▶ **Written request**
Copy out all the entries exactly.

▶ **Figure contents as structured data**
○ ○ ○ ○ ○
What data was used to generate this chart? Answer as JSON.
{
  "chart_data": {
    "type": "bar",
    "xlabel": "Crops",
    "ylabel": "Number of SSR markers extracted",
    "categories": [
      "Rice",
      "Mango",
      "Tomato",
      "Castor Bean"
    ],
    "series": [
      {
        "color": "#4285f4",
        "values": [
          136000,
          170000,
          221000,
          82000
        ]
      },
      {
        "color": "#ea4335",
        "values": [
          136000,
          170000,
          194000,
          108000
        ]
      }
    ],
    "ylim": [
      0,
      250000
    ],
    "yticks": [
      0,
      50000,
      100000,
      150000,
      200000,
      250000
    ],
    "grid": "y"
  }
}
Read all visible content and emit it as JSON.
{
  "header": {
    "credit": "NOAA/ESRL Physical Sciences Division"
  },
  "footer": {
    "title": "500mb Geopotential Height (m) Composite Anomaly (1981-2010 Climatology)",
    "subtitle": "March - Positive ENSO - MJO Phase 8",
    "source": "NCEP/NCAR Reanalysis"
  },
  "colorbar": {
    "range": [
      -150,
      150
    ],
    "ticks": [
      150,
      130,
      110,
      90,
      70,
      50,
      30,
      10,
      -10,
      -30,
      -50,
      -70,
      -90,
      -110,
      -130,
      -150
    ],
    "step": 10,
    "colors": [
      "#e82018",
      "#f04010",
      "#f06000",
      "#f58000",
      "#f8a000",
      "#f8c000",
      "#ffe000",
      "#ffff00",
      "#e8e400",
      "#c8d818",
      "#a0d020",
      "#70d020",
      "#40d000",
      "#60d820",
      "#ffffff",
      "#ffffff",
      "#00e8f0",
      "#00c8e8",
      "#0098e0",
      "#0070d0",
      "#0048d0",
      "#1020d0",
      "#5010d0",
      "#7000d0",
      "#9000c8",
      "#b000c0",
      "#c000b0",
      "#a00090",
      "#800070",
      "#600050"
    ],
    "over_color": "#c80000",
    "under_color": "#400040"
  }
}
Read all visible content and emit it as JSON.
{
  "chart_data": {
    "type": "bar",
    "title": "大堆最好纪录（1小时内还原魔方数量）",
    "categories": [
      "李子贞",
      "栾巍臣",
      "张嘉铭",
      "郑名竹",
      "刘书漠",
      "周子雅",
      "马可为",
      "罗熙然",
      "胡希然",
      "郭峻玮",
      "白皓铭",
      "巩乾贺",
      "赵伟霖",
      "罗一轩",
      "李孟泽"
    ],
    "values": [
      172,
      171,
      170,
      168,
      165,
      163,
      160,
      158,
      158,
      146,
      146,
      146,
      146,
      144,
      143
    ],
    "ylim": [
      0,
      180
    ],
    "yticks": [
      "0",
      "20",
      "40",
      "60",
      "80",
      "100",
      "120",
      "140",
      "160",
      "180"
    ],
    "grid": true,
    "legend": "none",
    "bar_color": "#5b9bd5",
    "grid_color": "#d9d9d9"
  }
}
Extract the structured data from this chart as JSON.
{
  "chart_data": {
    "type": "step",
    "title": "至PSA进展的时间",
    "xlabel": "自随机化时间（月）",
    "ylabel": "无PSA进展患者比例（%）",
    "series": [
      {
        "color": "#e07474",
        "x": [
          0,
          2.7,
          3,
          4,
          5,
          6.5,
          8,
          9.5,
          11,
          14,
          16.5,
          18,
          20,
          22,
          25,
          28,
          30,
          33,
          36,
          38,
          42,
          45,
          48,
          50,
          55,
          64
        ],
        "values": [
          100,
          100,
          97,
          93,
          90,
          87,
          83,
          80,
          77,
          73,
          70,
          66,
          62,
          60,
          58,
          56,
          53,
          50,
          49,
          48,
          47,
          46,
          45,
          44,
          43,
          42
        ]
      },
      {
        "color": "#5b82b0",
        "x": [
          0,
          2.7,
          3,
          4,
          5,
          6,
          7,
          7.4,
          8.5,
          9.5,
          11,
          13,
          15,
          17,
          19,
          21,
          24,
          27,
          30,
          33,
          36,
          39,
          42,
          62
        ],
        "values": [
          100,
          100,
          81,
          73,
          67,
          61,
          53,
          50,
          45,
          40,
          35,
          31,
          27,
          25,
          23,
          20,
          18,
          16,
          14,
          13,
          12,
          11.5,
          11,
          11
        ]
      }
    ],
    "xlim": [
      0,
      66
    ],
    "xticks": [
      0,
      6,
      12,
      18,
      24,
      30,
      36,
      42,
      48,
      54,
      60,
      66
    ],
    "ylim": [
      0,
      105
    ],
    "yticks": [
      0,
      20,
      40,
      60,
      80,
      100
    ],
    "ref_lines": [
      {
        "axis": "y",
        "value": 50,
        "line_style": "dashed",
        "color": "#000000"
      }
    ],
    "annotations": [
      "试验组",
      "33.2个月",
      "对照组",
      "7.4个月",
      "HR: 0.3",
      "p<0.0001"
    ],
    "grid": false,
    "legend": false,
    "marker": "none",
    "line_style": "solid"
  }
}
○ ○ ○ ○ ○
▶ **Exercise output**
What data was used to generate this chart? Answer as JSON.
{
  "chart_data": {
    "type": "bar",
    "xlabel": "Crops",
    "ylabel": "Number of SSR markers extracted",
    "categories": [
      "Rice",
      "Mango",
      "Tomato",
      "Castor Bean"
    ],
    "series": [
      {
        "color": "#4285f4",
        "values": [
          136000,
          170000,
          221000,
          82000
        ]
      },
      {
        "color": "#ea4335",
        "values": [
          136000,
          170000,
          194000,
          108000
        ]
      }
    ],
    "ylim": [
      0,
      250000
    ],
    "yticks": [
      0,
      50000,
      100000,
      150000,
      200000,
      250000
    ],
    "grid": "y"
  }
}
Read all visible content and emit it as JSON.
{
  "header": {
    "credit": "NOAA/ESRL Physical Sciences Division"
  },
  "footer": {
    "title": "500mb Geopotential Height (m) Composite Anomaly (1981-2010 Climatology)",
    "subtitle": "March - Positive ENSO - MJO Phase 8",
    "source": "NCEP/NCAR Reanalysis"
  },
  "colorbar": {
    "range": [
      -150,
      150
    ],
    "ticks": [
      150,
      130,
      110,
      90,
      70,
      50,
      30,
      10,
      -10,
      -30,
      -50,
      -70,
      -90,
      -110,
      -130,
      -150
    ],
    "step": 10,
    "colors": [
      "#e82018",
      "#f04010",
      "#f06000",
      "#f58000",
      "#f8a000",
      "#f8c000",
      "#ffe000",
      "#ffff00",
      "#e8e400",
      "#c8d818",
      "#a0d020",
      "#70d020",
      "#40d000",
      "#60d820",
      "#ffffff",
      "#ffffff",
      "#00e8f0",
      "#00c8e8",
      "#0098e0",
      "#0070d0",
      "#0048d0",
      "#1020d0",
      "#5010d0",
      "#7000d0",
      "#9000c8",
      "#b000c0",
      "#c000b0",
      "#a00090",
      "#800070",
      "#600050"
    ],
    "over_color": "#c80000",
    "under_color": "#400040"
  }
}
Read all visible content and emit it as JSON.
{
  "chart_data": {
    "type": "bar",
    "title": "大堆最好纪录（1小时内还原魔方数量）",
    "categories": [
      "李子贞",
      "栾巍臣",
      "张嘉铭",
      "郑名竹",
      "刘书漠",
      "周子雅",
      "马可为",
      "罗熙然",
      "胡希然",
      "郭峻玮",
      "白皓铭",
      "巩乾贺",
      "赵伟霖",
      "罗一轩",
      "李孟泽"
    ],
    "values": [
      172,
      171,
      170,
      168,
      165,
      163,
      160,
      158,
      158,
      146,
      146,
      146,
      146,
      144,
      143
    ],
    "ylim": [
      0,
      180
    ],
    "yticks": [
      "0",
      "20",
      "40",
      "60",
      "80",
      "100",
      "120",
      "140",
      "160",
      "180"
    ],
    "grid": true,
    "legend": "none",
    "bar_color": "#5b9bd5",
    "grid_color": "#d9d9d9"
  }
}
Extract the structured data from this chart as JSON.
{
  "chart_data": {
    "type": "step",
    "title": "至PSA进展的时间",
    "xlabel": "自随机化时间（月）",
    "ylabel": "无PSA进展患者比例（%）",
    "series": [
      {
        "color": "#e07474",
        "x": [
          0,
          2.7,
          3,
          4,
          5,
          6.5,
          8,
          9.5,
          11,
          14,
          16.5,
          18,
          20,
          22,
          25,
          28,
          30,
          33,
          36,
          38,
          42,
          45,
          48,
          50,
          55,
          64
        ],
        "values": [
          100,
          100,
          97,
          93,
          90,
          87,
          83,
          80,
          77,
          73,
          70,
          66,
          62,
          60,
          58,
          56,
          53,
          50,
          49,
          48,
          47,
          46,
          45,
          44,
          43,
          42
        ]
      },
      {
        "color": "#5b82b0",
        "x": [
          0,
          2.7,
          3,
          4,
          5,
          6,
          7,
          7.4,
          8.5,
          9.5,
          11,
          13,
          15,
          17,
          19,
          21,
          24,
          27,
          30,
          33,
          36,
          39,
          42,
          62
        ],
        "values": [
          100,
          100,
          81,
          73,
          67,
          61,
          53,
          50,
          45,
          40,
          35,
          31,
          27,
          25,
          23,
          20,
          18,
          16,
          14,
          13,
          12,
          11.5,
          11,
          11
        ]
      }
    ],
    "xlim": [
      0,
      66
    ],
    "xticks": [
      0,
      6,
      12,
      18,
      24,
      30,
      36,
      42,
      48,
      54,
      60,
      66
    ],
    "ylim": [
      0,
      105
    ],
    "yticks": [
      0,
      20,
      40,
      60,
      80,
      100
    ],
    "ref_lines": [
      {
        "axis": "y",
        "value": 50,
        "line_style": "dashed",
        "color": "#000000"
      }
    ],
    "annotations": [
      "试验组",
      "33.2个月",
      "对照组",
      "7.4个月",
      "HR: 0.3",
      "p<0.0001"
    ],
    "grid": false,
    "legend": false,
    "marker": "none",
    "line_style": "solid"
  }
}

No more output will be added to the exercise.